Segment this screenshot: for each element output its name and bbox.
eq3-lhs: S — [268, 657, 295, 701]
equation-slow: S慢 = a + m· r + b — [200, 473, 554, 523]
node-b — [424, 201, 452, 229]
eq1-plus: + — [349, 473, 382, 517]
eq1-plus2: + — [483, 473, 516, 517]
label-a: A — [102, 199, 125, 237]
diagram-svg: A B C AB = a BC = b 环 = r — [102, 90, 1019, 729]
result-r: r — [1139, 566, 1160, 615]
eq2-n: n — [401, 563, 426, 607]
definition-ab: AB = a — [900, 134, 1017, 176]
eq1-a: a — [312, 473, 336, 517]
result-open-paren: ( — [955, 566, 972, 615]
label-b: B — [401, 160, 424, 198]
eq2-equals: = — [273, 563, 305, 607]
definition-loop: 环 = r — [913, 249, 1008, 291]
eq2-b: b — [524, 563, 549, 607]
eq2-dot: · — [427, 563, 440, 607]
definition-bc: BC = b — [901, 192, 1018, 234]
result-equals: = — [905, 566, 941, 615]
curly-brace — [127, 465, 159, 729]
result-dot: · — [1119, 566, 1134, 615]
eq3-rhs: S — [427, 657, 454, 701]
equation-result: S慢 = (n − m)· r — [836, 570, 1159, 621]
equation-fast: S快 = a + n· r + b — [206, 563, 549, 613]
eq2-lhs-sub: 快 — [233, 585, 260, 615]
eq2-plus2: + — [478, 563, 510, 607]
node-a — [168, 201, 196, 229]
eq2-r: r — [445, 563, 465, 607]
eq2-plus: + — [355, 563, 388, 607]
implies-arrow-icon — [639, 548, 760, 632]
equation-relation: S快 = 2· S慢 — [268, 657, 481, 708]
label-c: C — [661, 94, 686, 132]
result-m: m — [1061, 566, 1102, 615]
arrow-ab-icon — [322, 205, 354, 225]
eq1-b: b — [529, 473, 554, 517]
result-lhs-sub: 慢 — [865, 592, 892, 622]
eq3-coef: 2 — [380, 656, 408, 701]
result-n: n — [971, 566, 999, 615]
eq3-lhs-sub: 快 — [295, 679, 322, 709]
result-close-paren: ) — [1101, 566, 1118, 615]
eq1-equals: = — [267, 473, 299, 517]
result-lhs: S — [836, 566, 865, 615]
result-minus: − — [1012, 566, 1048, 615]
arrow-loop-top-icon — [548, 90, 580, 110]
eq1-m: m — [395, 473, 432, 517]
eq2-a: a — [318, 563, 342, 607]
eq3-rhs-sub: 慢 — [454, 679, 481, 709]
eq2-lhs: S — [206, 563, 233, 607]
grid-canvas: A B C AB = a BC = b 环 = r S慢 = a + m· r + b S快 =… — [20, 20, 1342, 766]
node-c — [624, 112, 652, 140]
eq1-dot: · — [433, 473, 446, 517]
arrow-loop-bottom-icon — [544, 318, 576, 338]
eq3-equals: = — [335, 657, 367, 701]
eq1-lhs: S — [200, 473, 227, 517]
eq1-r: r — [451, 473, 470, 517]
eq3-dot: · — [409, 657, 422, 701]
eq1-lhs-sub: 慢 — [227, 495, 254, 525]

━━━━━━━━━━━━━━━━━━━━

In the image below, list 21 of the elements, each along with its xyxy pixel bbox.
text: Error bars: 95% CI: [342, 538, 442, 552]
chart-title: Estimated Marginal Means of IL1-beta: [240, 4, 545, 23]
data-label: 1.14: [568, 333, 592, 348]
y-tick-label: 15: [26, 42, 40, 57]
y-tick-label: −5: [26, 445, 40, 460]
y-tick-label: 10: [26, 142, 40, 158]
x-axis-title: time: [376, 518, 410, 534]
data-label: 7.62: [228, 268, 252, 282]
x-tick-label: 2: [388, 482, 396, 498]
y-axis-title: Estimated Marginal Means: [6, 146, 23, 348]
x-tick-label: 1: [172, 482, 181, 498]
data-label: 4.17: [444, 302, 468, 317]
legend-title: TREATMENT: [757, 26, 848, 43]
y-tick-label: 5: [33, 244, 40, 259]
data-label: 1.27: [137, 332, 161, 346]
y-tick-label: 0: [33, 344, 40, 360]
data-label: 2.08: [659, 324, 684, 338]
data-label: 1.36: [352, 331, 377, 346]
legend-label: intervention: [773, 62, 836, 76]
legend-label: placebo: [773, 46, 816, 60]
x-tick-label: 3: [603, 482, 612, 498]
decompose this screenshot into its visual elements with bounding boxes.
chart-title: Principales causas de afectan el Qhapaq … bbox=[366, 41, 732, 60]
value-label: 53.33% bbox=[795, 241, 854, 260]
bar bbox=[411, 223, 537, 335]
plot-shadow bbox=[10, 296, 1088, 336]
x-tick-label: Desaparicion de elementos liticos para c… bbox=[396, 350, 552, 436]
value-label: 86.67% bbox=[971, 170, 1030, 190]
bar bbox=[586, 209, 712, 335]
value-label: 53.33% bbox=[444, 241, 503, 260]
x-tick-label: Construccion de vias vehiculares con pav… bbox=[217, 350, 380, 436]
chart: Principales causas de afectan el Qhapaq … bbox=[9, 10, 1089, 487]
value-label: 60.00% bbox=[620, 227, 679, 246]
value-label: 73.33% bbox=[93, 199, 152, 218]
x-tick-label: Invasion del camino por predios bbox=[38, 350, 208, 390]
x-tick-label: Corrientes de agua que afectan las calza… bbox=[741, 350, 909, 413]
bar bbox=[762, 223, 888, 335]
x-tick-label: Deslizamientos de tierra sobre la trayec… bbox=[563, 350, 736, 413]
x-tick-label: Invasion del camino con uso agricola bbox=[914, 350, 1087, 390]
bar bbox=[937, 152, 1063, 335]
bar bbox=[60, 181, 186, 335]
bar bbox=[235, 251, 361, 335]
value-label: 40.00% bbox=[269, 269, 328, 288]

━━━━━━━━━━━━━━━━━━━━

Work instructions: Copy the listing lines word for word, starting at the line that contains "In the image" and ending at the line that contains "x-tick-label: Corrientes de", with both of those lines included.

Answer to this problem:
In the image below, list 21 of the elements, each along with its xyxy pixel bbox.
text: Error bars: 95% CI: [342, 538, 442, 552]
chart-title: Estimated Marginal Means of IL1-beta: [240, 4, 545, 23]
data-label: 1.14: [568, 333, 592, 348]
y-tick-label: 15: [26, 42, 40, 57]
y-tick-label: −5: [26, 445, 40, 460]
y-tick-label: 10: [26, 142, 40, 158]
x-axis-title: time: [376, 518, 410, 534]
data-label: 7.62: [228, 268, 252, 282]
x-tick-label: 2: [388, 482, 396, 498]
y-axis-title: Estimated Marginal Means: [6, 146, 23, 348]
x-tick-label: 1: [172, 482, 181, 498]
data-label: 4.17: [444, 302, 468, 317]
legend-title: TREATMENT: [757, 26, 848, 43]
y-tick-label: 5: [33, 244, 40, 259]
data-label: 1.27: [137, 332, 161, 346]
y-tick-label: 0: [33, 344, 40, 360]
data-label: 2.08: [659, 324, 684, 338]
data-label: 1.36: [352, 331, 377, 346]
legend-label: intervention: [773, 62, 836, 76]
legend-label: placebo: [773, 46, 816, 60]
x-tick-label: 3: [603, 482, 612, 498]
decompose this screenshot into its visual elements with bounding boxes.
chart-title: Principales causas de afectan el Qhapaq … bbox=[366, 41, 732, 60]
value-label: 53.33% bbox=[795, 241, 854, 260]
bar bbox=[411, 223, 537, 335]
plot-shadow bbox=[10, 296, 1088, 336]
x-tick-label: Desaparicion de elementos liticos para c… bbox=[396, 350, 552, 436]
value-label: 86.67% bbox=[971, 170, 1030, 190]
bar bbox=[586, 209, 712, 335]
value-label: 53.33% bbox=[444, 241, 503, 260]
x-tick-label: Construccion de vias vehiculares con pav… bbox=[217, 350, 380, 436]
chart: Principales causas de afectan el Qhapaq … bbox=[9, 10, 1089, 487]
value-label: 60.00% bbox=[620, 227, 679, 246]
value-label: 73.33% bbox=[93, 199, 152, 218]
x-tick-label: Invasion del camino por predios bbox=[38, 350, 208, 390]
x-tick-label: Corrientes de agua que afectan las calza… bbox=[741, 350, 909, 413]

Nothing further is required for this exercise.